Print the entries that appear below, exactly as written and without their pictures.

§ Extracted records:
-=-=-=-=-

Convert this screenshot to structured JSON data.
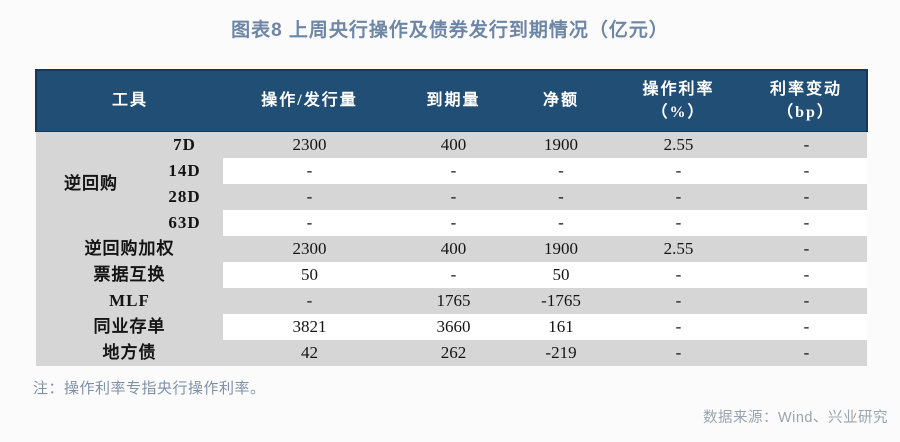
{
  "title": "图表8  上周央行操作及债券发行到期情况（亿元）",
  "table": {
    "headers": {
      "tool": "工具",
      "op_volume": "操作/发行量",
      "maturity": "到期量",
      "net": "净额",
      "op_rate_line1": "操作利率",
      "op_rate_line2": "（%）",
      "rate_change_line1": "利率变动",
      "rate_change_line2": "（bp）"
    },
    "group_label": "逆回购",
    "rows": [
      {
        "tenor": "7D",
        "values": [
          "2300",
          "400",
          "1900",
          "2.55",
          "-"
        ]
      },
      {
        "tenor": "14D",
        "values": [
          "-",
          "-",
          "-",
          "-",
          "-"
        ]
      },
      {
        "tenor": "28D",
        "values": [
          "-",
          "-",
          "-",
          "-",
          "-"
        ]
      },
      {
        "tenor": "63D",
        "values": [
          "-",
          "-",
          "-",
          "-",
          "-"
        ]
      },
      {
        "label": "逆回购加权",
        "values": [
          "2300",
          "400",
          "1900",
          "2.55",
          "-"
        ]
      },
      {
        "label": "票据互换",
        "values": [
          "50",
          "-",
          "50",
          "-",
          "-"
        ]
      },
      {
        "label": "MLF",
        "values": [
          "-",
          "1765",
          "-1765",
          "-",
          "-"
        ]
      },
      {
        "label": "同业存单",
        "values": [
          "3821",
          "3660",
          "161",
          "-",
          "-"
        ]
      },
      {
        "label": "地方债",
        "values": [
          "42",
          "262",
          "-219",
          "-",
          "-"
        ]
      }
    ]
  },
  "note": "注：操作利率专指央行操作利率。",
  "source": "数据来源：Wind、兴业研究",
  "colors": {
    "header_bg": "#214e74",
    "header_border": "#16395a",
    "header_text": "#ffffff",
    "stripe": "#d6d6d6",
    "row_bg": "#ffffff",
    "table_text": "#141414",
    "title": "#6e86a6",
    "note": "#7e91a9",
    "source": "#9aa4ae",
    "page_bg": "#fbfbfb"
  }
}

-=-=-=-=-

§ Problem solution:
Convert this screenshot to structured JSON data.
{
  "title": "图表8  上周央行操作及债券发行到期情况（亿元）",
  "table": {
    "headers": {
      "tool": "工具",
      "op_volume": "操作/发行量",
      "maturity": "到期量",
      "net": "净额",
      "op_rate_line1": "操作利率",
      "op_rate_line2": "（%）",
      "rate_change_line1": "利率变动",
      "rate_change_line2": "（bp）"
    },
    "group_label": "逆回购",
    "rows": [
      {
        "tenor": "7D",
        "values": [
          "2300",
          "400",
          "1900",
          "2.55",
          "-"
        ]
      },
      {
        "tenor": "14D",
        "values": [
          "-",
          "-",
          "-",
          "-",
          "-"
        ]
      },
      {
        "tenor": "28D",
        "values": [
          "-",
          "-",
          "-",
          "-",
          "-"
        ]
      },
      {
        "tenor": "63D",
        "values": [
          "-",
          "-",
          "-",
          "-",
          "-"
        ]
      },
      {
        "label": "逆回购加权",
        "values": [
          "2300",
          "400",
          "1900",
          "2.55",
          "-"
        ]
      },
      {
        "label": "票据互换",
        "values": [
          "50",
          "-",
          "50",
          "-",
          "-"
        ]
      },
      {
        "label": "MLF",
        "values": [
          "-",
          "1765",
          "-1765",
          "-",
          "-"
        ]
      },
      {
        "label": "同业存单",
        "values": [
          "3821",
          "3660",
          "161",
          "-",
          "-"
        ]
      },
      {
        "label": "地方债",
        "values": [
          "42",
          "262",
          "-219",
          "-",
          "-"
        ]
      }
    ]
  },
  "note": "注：操作利率专指央行操作利率。",
  "source": "数据来源：Wind、兴业研究",
  "colors": {
    "header_bg": "#214e74",
    "header_border": "#16395a",
    "header_text": "#ffffff",
    "stripe": "#d6d6d6",
    "row_bg": "#ffffff",
    "table_text": "#141414",
    "title": "#6e86a6",
    "note": "#7e91a9",
    "source": "#9aa4ae",
    "page_bg": "#fbfbfb"
  }
}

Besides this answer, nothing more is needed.